### What to work on
Leave out the pictures and restate the rest of the data exactly.

### Provided data
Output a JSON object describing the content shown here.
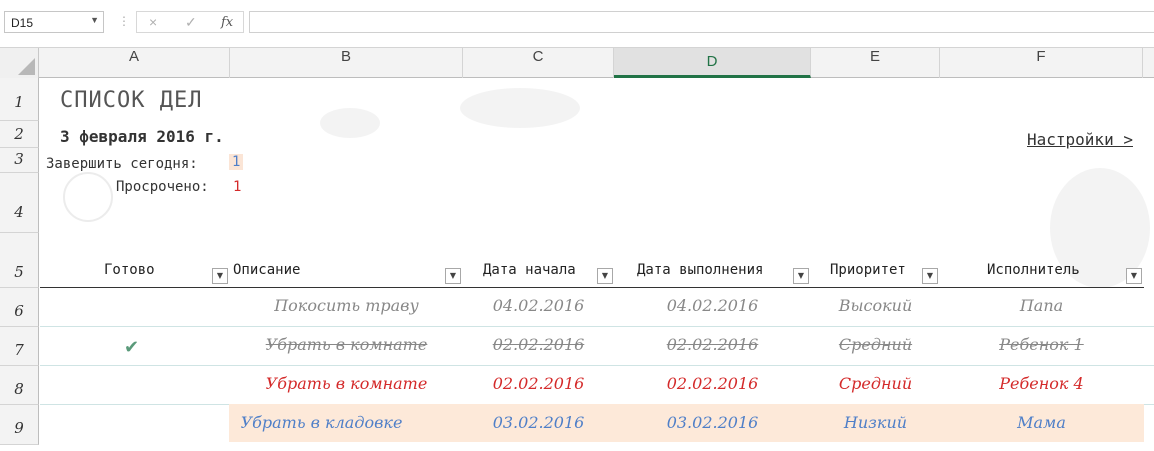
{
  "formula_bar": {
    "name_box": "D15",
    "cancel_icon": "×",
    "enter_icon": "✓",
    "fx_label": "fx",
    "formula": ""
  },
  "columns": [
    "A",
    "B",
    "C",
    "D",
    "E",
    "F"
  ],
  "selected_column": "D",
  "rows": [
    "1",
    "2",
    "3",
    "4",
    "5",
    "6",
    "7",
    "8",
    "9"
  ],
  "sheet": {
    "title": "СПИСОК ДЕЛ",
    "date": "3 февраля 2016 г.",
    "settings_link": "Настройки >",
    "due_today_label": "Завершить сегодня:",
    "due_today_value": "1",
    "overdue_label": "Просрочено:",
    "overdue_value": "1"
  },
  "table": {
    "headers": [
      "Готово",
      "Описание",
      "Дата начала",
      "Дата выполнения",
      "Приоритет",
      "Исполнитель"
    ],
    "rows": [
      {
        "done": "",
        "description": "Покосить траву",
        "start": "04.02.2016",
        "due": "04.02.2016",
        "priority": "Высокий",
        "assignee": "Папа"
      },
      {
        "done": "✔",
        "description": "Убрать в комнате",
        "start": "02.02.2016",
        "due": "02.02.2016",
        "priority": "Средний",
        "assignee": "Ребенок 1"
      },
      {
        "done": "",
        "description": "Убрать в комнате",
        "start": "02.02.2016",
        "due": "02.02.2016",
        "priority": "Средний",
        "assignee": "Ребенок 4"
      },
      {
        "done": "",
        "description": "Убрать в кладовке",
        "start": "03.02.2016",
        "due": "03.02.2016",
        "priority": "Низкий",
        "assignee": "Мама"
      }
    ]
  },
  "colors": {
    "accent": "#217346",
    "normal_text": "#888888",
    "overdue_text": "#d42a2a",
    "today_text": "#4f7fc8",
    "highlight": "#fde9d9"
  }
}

### Written answer
Output a JSON object describing the content shown here.
{
  "formula_bar": {
    "name_box": "D15",
    "cancel_icon": "×",
    "enter_icon": "✓",
    "fx_label": "fx",
    "formula": ""
  },
  "columns": [
    "A",
    "B",
    "C",
    "D",
    "E",
    "F"
  ],
  "selected_column": "D",
  "rows": [
    "1",
    "2",
    "3",
    "4",
    "5",
    "6",
    "7",
    "8",
    "9"
  ],
  "sheet": {
    "title": "СПИСОК ДЕЛ",
    "date": "3 февраля 2016 г.",
    "settings_link": "Настройки >",
    "due_today_label": "Завершить сегодня:",
    "due_today_value": "1",
    "overdue_label": "Просрочено:",
    "overdue_value": "1"
  },
  "table": {
    "headers": [
      "Готово",
      "Описание",
      "Дата начала",
      "Дата выполнения",
      "Приоритет",
      "Исполнитель"
    ],
    "rows": [
      {
        "done": "",
        "description": "Покосить траву",
        "start": "04.02.2016",
        "due": "04.02.2016",
        "priority": "Высокий",
        "assignee": "Папа"
      },
      {
        "done": "✔",
        "description": "Убрать в комнате",
        "start": "02.02.2016",
        "due": "02.02.2016",
        "priority": "Средний",
        "assignee": "Ребенок 1"
      },
      {
        "done": "",
        "description": "Убрать в комнате",
        "start": "02.02.2016",
        "due": "02.02.2016",
        "priority": "Средний",
        "assignee": "Ребенок 4"
      },
      {
        "done": "",
        "description": "Убрать в кладовке",
        "start": "03.02.2016",
        "due": "03.02.2016",
        "priority": "Низкий",
        "assignee": "Мама"
      }
    ]
  },
  "colors": {
    "accent": "#217346",
    "normal_text": "#888888",
    "overdue_text": "#d42a2a",
    "today_text": "#4f7fc8",
    "highlight": "#fde9d9"
  }
}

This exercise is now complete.